• Exercise requirements:
Without the pictures, copy all the entries below exactly.

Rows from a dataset
========================================
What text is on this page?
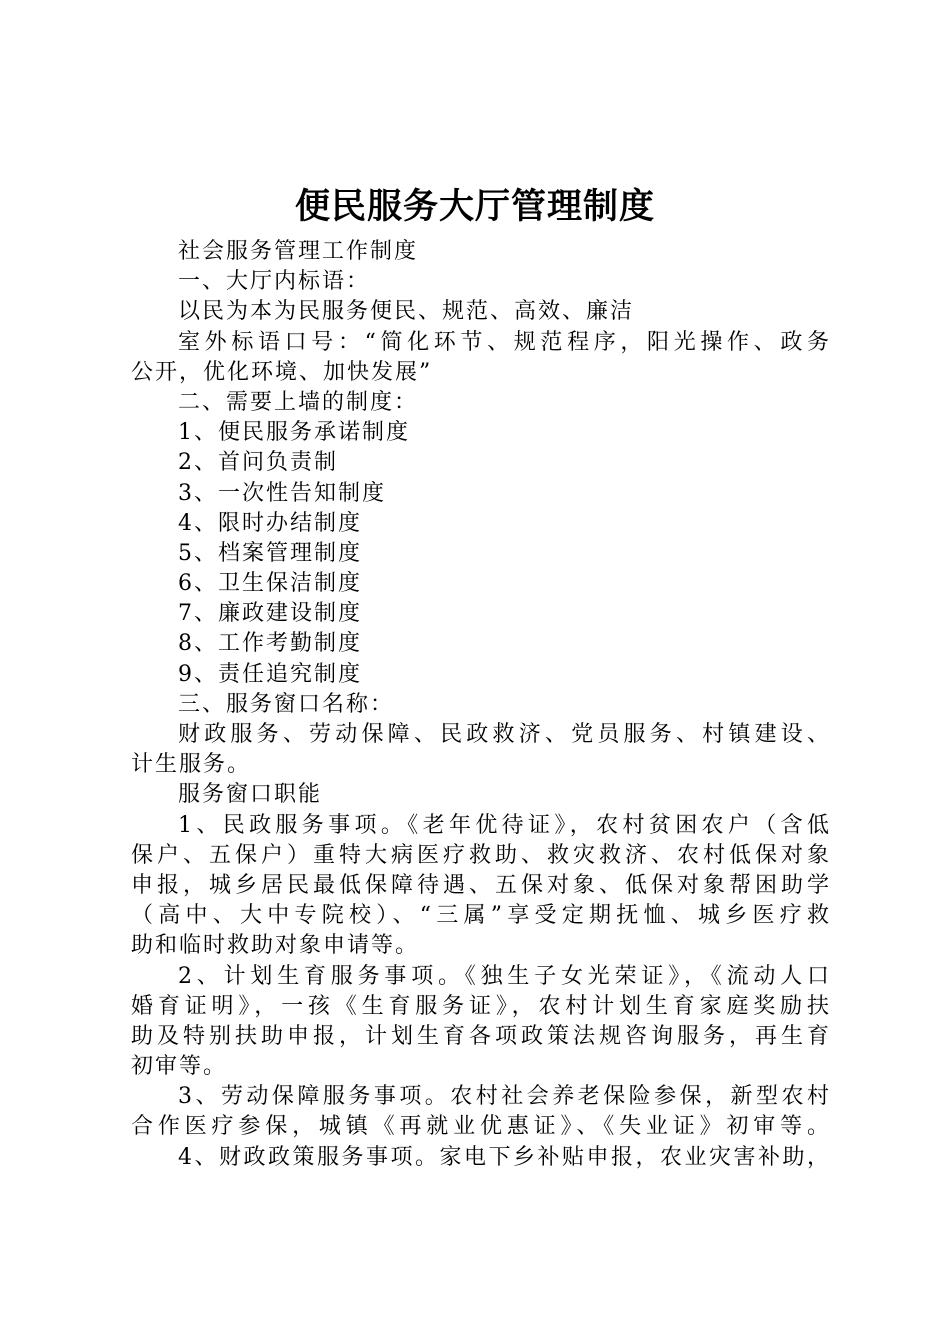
便民服务大厅管理制度
社会服务管理工作制度
一、大厅内标语：
以民为本为民服务便民、规范、高效、廉洁
室外标语口号：“简化环节、规范程序，阳光操作、政务
公开，优化环境、加快发展”
二、需要上墙的制度：
1、便民服务承诺制度
2、首问负责制
3、一次性告知制度
4、限时办结制度
5、档案管理制度
6、卫生保洁制度
7、廉政建设制度
8、工作考勤制度
9、责任追究制度
三、服务窗口名称：
财政服务、劳动保障、民政救济、党员服务、村镇建设、
计生服务。
服务窗口职能
1、民政服务事项。《老年优待证》，农村贫困农户（含低
保户、五保户）重特大病医疗救助、救灾救济、农村低保对象
申报，城乡居民最低保障待遇、五保对象、低保对象帮困助学
（高中、大中专院校）、“三属”享受定期抚恤、城乡医疗救
助和临时救助对象申请等。
2、计划生育服务事项。《独生子女光荣证》，《流动人口
婚育证明》，一孩《生育服务证》，农村计划生育家庭奖励扶
助及特别扶助申报，计划生育各项政策法规咨询服务，再生育
初审等。
3、劳动保障服务事项。农村社会养老保险参保，新型农村
合作医疗参保，城镇《再就业优惠证》、《失业证》初审等。
4、财政政策服务事项。家电下乡补贴申报，农业灾害补助，
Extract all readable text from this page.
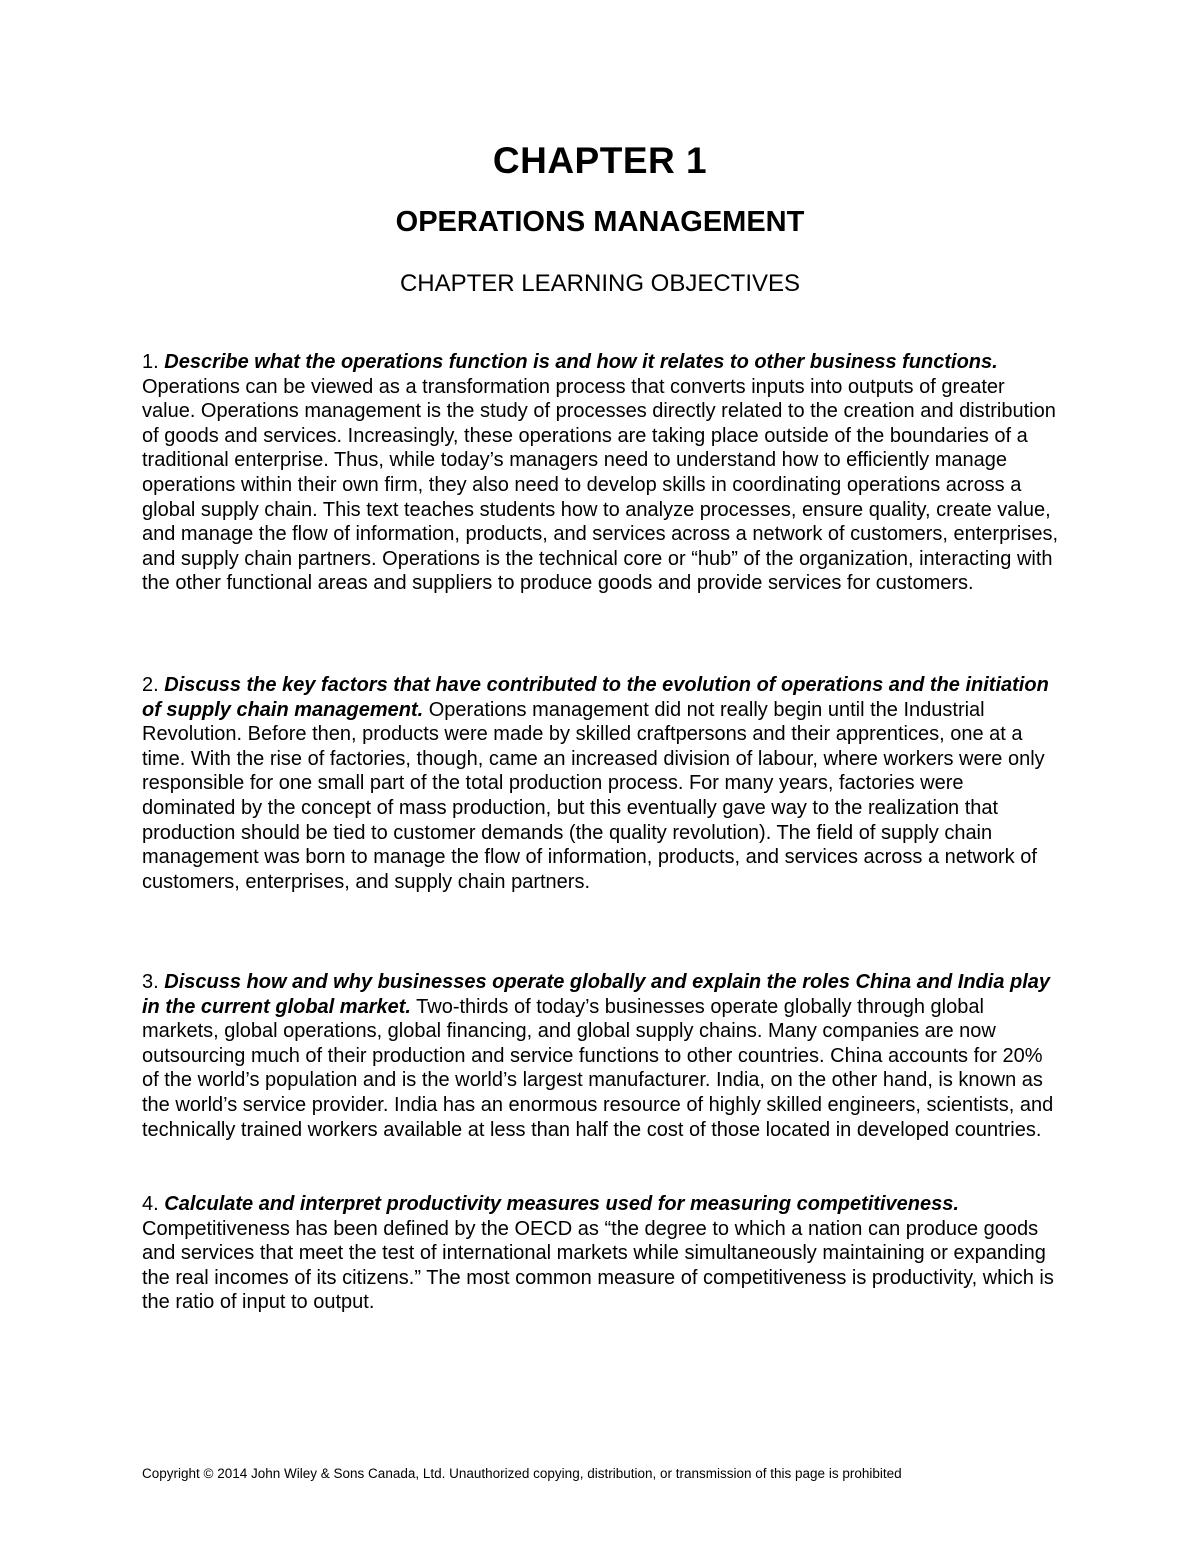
CHAPTER 1
OPERATIONS MANAGEMENT
CHAPTER LEARNING OBJECTIVES

1. Describe what the operations function is and how it relates to other business functions. Operations can be viewed as a transformation process that converts inputs into outputs of greater value. Operations management is the study of processes directly related to the creation and distribution of goods and services. Increasingly, these operations are taking place outside of the boundaries of a traditional enterprise. Thus, while today’s managers need to understand how to efficiently manage operations within their own firm, they also need to develop skills in coordinating operations across a global supply chain. This text teaches students how to analyze processes, ensure quality, create value, and manage the flow of information, products, and services across a network of customers, enterprises, and supply chain partners. Operations is the technical core or “hub” of the organization, interacting with the other functional areas and suppliers to produce goods and provide services for customers.

2. Discuss the key factors that have contributed to the evolution of operations and the initiation of supply chain management. Operations management did not really begin until the Industrial Revolution. Before then, products were made by skilled craftpersons and their apprentices, one at a time. With the rise of factories, though, came an increased division of labour, where workers were only responsible for one small part of the total production process. For many years, factories were dominated by the concept of mass production, but this eventually gave way to the realization that production should be tied to customer demands (the quality revolution). The field of supply chain management was born to manage the flow of information, products, and services across a network of customers, enterprises, and supply chain partners.

3. Discuss how and why businesses operate globally and explain the roles China and India play in the current global market. Two-thirds of today’s businesses operate globally through global markets, global operations, global financing, and global supply chains. Many companies are now outsourcing much of their production and service functions to other countries. China accounts for 20% of the world’s population and is the world’s largest manufacturer. India, on the other hand, is known as the world’s service provider. India has an enormous resource of highly skilled engineers, scientists, and technically trained workers available at less than half the cost of those located in developed countries.

4. Calculate and interpret productivity measures used for measuring competitiveness. Competitiveness has been defined by the OECD as “the degree to which a nation can produce goods and services that meet the test of international markets while simultaneously maintaining or expanding the real incomes of its citizens.” The most common measure of competitiveness is productivity, which is the ratio of input to output.

Copyright © 2014 John Wiley & Sons Canada, Ltd. Unauthorized copying, distribution, or transmission of this page is prohibited
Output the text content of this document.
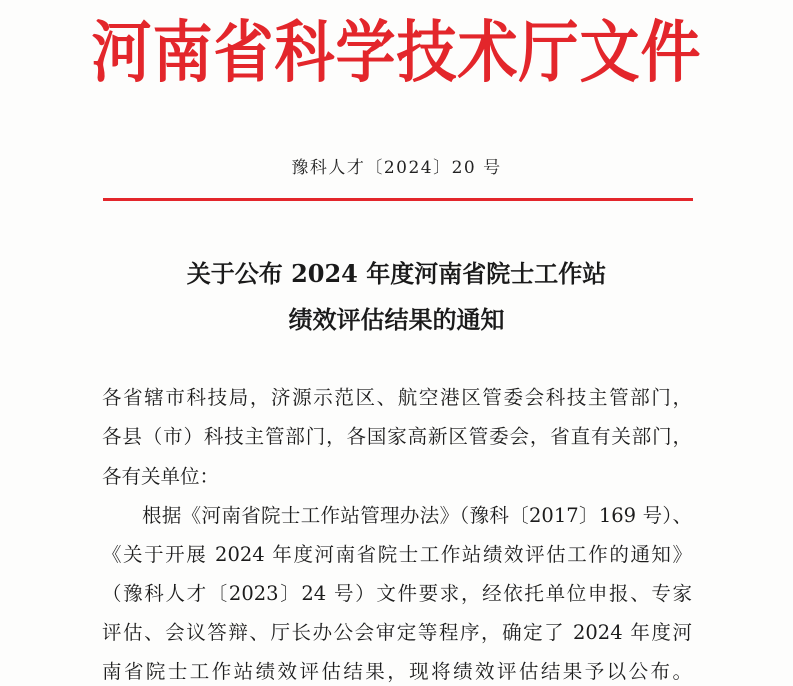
河南省科学技术厅文件
豫科人才〔2024〕20 号
关于公布 2024 年度河南省院士工作站
绩效评估结果的通知
各省辖市科技局，济源示范区、航空港区管委会科技主管部门，
各县（市）科技主管部门，各国家高新区管委会，省直有关部门，
各有关单位：
根据《河南省院士工作站管理办法》（豫科〔2017〕169 号）、
《关于开展 2024 年度河南省院士工作站绩效评估工作的通知》
（豫科人才〔2023〕24 号）文件要求，经依托单位申报、专家
评估、会议答辩、厅长办公会审定等程序，确定了 2024 年度河
南省院士工作站绩效评估结果，现将绩效评估结果予以公布。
========================================
• Task result:
What text is on this page?
便民服务大厅管理制度
社会服务管理工作制度
一、大厅内标语：
以民为本为民服务便民、规范、高效、廉洁
室外标语口号：“简化环节、规范程序，阳光操作、政务
公开，优化环境、加快发展”
二、需要上墙的制度：
1、便民服务承诺制度
2、首问负责制
3、一次性告知制度
4、限时办结制度
5、档案管理制度
6、卫生保洁制度
7、廉政建设制度
8、工作考勤制度
9、责任追究制度
三、服务窗口名称：
财政服务、劳动保障、民政救济、党员服务、村镇建设、
计生服务。
服务窗口职能
1、民政服务事项。《老年优待证》，农村贫困农户（含低
保户、五保户）重特大病医疗救助、救灾救济、农村低保对象
申报，城乡居民最低保障待遇、五保对象、低保对象帮困助学
（高中、大中专院校）、“三属”享受定期抚恤、城乡医疗救
助和临时救助对象申请等。
2、计划生育服务事项。《独生子女光荣证》，《流动人口
婚育证明》，一孩《生育服务证》，农村计划生育家庭奖励扶
助及特别扶助申报，计划生育各项政策法规咨询服务，再生育
初审等。
3、劳动保障服务事项。农村社会养老保险参保，新型农村
合作医疗参保，城镇《再就业优惠证》、《失业证》初审等。
4、财政政策服务事项。家电下乡补贴申报，农业灾害补助，
Extract all readable text from this page.
CHAPTER 1
OPERATIONS MANAGEMENT
CHAPTER LEARNING OBJECTIVES

1. Describe what the operations function is and how it relates to other business functions. Operations can be viewed as a transformation process that converts inputs into outputs of greater value. Operations management is the study of processes directly related to the creation and distribution of goods and services. Increasingly, these operations are taking place outside of the boundaries of a traditional enterprise. Thus, while today’s managers need to understand how to efficiently manage operations within their own firm, they also need to develop skills in coordinating operations across a global supply chain. This text teaches students how to analyze processes, ensure quality, create value, and manage the flow of information, products, and services across a network of customers, enterprises, and supply chain partners. Operations is the technical core or “hub” of the organization, interacting with the other functional areas and suppliers to produce goods and provide services for customers.

2. Discuss the key factors that have contributed to the evolution of operations and the initiation of supply chain management. Operations management did not really begin until the Industrial Revolution. Before then, products were made by skilled craftpersons and their apprentices, one at a time. With the rise of factories, though, came an increased division of labour, where workers were only responsible for one small part of the total production process. For many years, factories were dominated by the concept of mass production, but this eventually gave way to the realization that production should be tied to customer demands (the quality revolution). The field of supply chain management was born to manage the flow of information, products, and services across a network of customers, enterprises, and supply chain partners.

3. Discuss how and why businesses operate globally and explain the roles China and India play in the current global market. Two-thirds of today’s businesses operate globally through global markets, global operations, global financing, and global supply chains. Many companies are now outsourcing much of their production and service functions to other countries. China accounts for 20% of the world’s population and is the world’s largest manufacturer. India, on the other hand, is known as the world’s service provider. India has an enormous resource of highly skilled engineers, scientists, and technically trained workers available at less than half the cost of those located in developed countries.

4. Calculate and interpret productivity measures used for measuring competitiveness. Competitiveness has been defined by the OECD as “the degree to which a nation can produce goods and services that meet the test of international markets while simultaneously maintaining or expanding the real incomes of its citizens.” The most common measure of competitiveness is productivity, which is the ratio of input to output.

Copyright © 2014 John Wiley & Sons Canada, Ltd. Unauthorized copying, distribution, or transmission of this page is prohibited
Output the text content of this document.
河南省科学技术厅文件
豫科人才〔2024〕20 号
关于公布 2024 年度河南省院士工作站
绩效评估结果的通知
各省辖市科技局，济源示范区、航空港区管委会科技主管部门，
各县（市）科技主管部门，各国家高新区管委会，省直有关部门，
各有关单位：
根据《河南省院士工作站管理办法》（豫科〔2017〕169 号）、
《关于开展 2024 年度河南省院士工作站绩效评估工作的通知》
（豫科人才〔2023〕24 号）文件要求，经依托单位申报、专家
评估、会议答辩、厅长办公会审定等程序，确定了 2024 年度河
南省院士工作站绩效评估结果，现将绩效评估结果予以公布。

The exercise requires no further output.